* Begin SUPPLIED RECORDS *

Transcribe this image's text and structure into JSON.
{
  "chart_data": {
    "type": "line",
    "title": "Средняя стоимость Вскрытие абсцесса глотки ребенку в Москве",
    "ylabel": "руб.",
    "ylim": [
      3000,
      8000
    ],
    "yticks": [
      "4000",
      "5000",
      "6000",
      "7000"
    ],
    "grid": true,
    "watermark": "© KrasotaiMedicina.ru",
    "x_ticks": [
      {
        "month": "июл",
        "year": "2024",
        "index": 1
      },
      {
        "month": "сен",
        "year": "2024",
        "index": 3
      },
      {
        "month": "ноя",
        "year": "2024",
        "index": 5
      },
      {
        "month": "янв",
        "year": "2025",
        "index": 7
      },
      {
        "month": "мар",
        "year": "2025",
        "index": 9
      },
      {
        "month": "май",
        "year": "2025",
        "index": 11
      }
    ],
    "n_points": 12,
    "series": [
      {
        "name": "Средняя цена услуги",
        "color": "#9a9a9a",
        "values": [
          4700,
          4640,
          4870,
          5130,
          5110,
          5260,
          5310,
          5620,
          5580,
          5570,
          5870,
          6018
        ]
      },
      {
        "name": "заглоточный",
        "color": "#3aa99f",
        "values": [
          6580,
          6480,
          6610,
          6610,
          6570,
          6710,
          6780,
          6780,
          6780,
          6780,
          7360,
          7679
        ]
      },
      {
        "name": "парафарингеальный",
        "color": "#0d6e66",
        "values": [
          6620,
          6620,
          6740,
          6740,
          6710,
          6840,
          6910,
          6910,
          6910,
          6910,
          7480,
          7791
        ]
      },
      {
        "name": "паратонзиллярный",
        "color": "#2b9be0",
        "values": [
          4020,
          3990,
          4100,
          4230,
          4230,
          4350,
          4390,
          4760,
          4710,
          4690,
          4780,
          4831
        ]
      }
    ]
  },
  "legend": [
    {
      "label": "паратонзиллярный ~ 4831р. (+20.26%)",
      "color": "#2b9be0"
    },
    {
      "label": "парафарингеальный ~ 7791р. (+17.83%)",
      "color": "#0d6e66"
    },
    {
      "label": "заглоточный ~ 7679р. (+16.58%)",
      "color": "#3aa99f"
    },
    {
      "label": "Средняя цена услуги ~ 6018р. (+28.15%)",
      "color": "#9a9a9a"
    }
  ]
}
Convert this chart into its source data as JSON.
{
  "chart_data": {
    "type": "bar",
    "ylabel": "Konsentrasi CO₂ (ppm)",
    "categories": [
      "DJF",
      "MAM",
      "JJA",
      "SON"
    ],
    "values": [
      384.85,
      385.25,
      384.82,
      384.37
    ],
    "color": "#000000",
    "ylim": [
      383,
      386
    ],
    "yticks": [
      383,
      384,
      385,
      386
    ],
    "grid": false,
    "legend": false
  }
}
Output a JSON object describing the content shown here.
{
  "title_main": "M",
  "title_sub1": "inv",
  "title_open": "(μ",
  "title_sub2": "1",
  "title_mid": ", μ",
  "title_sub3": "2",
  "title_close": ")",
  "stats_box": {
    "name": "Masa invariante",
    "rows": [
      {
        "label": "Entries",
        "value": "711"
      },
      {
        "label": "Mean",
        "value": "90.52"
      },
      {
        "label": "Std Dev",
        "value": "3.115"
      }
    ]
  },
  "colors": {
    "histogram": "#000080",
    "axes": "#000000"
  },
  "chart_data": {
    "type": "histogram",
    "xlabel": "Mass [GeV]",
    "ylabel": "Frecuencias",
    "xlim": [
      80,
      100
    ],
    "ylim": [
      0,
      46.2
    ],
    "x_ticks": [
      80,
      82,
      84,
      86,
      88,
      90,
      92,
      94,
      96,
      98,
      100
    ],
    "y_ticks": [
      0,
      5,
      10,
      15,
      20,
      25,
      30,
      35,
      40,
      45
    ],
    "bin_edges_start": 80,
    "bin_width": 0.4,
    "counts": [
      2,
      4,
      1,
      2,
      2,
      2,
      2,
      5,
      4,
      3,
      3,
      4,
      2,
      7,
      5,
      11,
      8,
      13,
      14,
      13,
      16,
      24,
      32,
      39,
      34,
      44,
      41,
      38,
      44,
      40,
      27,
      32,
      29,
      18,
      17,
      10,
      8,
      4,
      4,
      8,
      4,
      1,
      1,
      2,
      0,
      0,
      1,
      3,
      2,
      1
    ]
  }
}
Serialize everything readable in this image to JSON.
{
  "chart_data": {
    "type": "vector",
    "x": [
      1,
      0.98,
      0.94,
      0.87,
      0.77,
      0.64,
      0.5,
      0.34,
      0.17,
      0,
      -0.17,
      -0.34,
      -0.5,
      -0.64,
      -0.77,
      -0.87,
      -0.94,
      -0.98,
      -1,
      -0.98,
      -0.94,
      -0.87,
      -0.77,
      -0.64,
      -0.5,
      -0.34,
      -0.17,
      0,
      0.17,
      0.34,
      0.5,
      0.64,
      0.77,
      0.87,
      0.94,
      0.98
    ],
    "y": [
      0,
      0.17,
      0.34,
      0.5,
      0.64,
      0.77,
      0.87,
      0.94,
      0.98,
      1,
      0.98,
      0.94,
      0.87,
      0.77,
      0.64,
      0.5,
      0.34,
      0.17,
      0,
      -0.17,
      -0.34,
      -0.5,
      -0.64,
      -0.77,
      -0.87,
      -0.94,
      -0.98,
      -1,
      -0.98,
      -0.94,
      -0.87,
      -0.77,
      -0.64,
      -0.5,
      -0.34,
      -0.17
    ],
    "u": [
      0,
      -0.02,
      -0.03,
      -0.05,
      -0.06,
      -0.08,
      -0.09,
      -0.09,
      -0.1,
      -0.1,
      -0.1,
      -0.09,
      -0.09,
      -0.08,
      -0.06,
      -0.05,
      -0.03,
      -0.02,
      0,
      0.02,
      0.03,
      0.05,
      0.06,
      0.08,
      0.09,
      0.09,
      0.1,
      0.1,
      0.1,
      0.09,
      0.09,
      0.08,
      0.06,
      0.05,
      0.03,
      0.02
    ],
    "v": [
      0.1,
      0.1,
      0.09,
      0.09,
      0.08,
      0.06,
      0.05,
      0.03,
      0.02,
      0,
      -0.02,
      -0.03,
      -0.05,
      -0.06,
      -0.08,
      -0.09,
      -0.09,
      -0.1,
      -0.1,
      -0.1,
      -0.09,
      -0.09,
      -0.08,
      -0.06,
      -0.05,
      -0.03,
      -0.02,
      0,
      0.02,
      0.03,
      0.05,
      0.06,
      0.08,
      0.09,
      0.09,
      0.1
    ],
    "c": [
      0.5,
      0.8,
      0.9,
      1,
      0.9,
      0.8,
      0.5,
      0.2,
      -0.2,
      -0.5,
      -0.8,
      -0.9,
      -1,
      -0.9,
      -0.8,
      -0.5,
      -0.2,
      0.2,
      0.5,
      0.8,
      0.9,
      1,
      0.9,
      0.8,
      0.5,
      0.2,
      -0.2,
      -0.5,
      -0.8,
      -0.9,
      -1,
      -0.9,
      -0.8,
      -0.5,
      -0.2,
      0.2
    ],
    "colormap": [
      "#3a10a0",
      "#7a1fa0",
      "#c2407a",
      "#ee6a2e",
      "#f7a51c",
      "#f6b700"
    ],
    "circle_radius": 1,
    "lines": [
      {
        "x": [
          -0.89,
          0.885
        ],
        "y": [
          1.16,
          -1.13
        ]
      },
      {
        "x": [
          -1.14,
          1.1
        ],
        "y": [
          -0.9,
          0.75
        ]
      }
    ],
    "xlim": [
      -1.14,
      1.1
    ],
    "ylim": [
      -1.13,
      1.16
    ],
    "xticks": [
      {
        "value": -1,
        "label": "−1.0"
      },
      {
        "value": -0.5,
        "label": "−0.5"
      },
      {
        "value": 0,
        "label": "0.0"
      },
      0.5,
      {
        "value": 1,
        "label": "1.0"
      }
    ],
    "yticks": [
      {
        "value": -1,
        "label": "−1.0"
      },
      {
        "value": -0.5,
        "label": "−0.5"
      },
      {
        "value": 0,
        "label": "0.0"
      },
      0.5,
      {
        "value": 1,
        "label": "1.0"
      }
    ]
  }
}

* End SUPPLIED RECORDS *

PROBLEM STATEMENT –
Each line holding "name" must be found and copied.

WRITTEN SOLUTION –
        "name": "Средняя цена услуги",
        "name": "заглоточный",
        "name": "парафарингеальный",
        "name": "паратонзиллярный",
    "name": "Masa invariante",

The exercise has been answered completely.